STORED ROWS
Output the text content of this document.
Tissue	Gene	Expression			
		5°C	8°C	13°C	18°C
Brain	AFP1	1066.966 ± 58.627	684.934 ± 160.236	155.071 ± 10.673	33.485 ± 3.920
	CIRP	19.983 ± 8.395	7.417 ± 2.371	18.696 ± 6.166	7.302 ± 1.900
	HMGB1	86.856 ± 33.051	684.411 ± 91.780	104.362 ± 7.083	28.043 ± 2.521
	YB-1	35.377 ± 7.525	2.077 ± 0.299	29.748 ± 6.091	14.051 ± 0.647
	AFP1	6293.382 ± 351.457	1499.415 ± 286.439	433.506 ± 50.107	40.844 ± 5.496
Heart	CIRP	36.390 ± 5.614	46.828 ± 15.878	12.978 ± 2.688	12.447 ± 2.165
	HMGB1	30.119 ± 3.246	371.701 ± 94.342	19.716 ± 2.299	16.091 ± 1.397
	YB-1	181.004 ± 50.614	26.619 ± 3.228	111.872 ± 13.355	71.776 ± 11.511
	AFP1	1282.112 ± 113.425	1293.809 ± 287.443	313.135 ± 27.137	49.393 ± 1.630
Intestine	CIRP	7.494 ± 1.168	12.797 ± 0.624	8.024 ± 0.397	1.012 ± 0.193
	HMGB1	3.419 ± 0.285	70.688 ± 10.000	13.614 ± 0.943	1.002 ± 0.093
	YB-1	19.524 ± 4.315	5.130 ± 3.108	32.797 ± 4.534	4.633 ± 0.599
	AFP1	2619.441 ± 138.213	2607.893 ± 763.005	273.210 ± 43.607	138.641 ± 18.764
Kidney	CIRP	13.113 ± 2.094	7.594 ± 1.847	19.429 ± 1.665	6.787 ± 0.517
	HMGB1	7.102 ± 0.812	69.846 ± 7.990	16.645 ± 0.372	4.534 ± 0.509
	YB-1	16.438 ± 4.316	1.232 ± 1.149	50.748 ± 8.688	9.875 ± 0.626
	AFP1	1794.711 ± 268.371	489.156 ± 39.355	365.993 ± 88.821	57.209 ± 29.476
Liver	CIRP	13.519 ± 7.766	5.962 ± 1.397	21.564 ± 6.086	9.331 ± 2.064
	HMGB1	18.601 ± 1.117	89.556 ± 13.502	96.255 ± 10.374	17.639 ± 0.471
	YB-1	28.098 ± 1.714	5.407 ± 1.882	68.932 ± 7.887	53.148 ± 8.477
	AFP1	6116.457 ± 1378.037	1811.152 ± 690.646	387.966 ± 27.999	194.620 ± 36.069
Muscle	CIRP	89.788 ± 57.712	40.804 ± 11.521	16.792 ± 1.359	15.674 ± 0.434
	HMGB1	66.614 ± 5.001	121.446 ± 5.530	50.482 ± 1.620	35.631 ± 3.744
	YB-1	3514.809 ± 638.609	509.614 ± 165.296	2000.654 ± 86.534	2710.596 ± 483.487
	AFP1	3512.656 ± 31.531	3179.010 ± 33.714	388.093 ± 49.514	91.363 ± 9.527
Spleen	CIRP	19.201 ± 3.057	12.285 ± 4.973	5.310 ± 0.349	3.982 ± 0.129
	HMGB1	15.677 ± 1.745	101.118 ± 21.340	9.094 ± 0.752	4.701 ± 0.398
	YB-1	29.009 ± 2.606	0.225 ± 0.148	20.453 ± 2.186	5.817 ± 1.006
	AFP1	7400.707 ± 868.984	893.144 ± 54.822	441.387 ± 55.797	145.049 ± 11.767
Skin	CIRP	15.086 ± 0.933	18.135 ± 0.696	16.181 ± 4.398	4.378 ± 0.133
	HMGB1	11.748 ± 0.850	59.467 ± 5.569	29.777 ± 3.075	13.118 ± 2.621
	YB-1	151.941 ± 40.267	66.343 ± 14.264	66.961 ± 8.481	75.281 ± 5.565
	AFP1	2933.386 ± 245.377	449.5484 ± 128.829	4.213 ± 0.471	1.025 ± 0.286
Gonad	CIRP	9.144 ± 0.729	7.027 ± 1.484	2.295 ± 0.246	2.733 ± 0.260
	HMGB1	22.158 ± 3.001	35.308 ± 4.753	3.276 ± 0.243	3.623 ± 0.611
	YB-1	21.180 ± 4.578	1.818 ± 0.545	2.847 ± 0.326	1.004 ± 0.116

STATED GOAL
Return every line from the records above that holds the word "CIRP".

CORRECT RESULT
	CIRP	19.983 ± 8.395	7.417 ± 2.371	18.696 ± 6.166	7.302 ± 1.900
Heart	CIRP	36.390 ± 5.614	46.828 ± 15.878	12.978 ± 2.688	12.447 ± 2.165
Intestine	CIRP	7.494 ± 1.168	12.797 ± 0.624	8.024 ± 0.397	1.012 ± 0.193
Kidney	CIRP	13.113 ± 2.094	7.594 ± 1.847	19.429 ± 1.665	6.787 ± 0.517
Liver	CIRP	13.519 ± 7.766	5.962 ± 1.397	21.564 ± 6.086	9.331 ± 2.064
Muscle	CIRP	89.788 ± 57.712	40.804 ± 11.521	16.792 ± 1.359	15.674 ± 0.434
Spleen	CIRP	19.201 ± 3.057	12.285 ± 4.973	5.310 ± 0.349	3.982 ± 0.129
Skin	CIRP	15.086 ± 0.933	18.135 ± 0.696	16.181 ± 4.398	4.378 ± 0.133
Gonad	CIRP	9.144 ± 0.729	7.027 ± 1.484	2.295 ± 0.246	2.733 ± 0.260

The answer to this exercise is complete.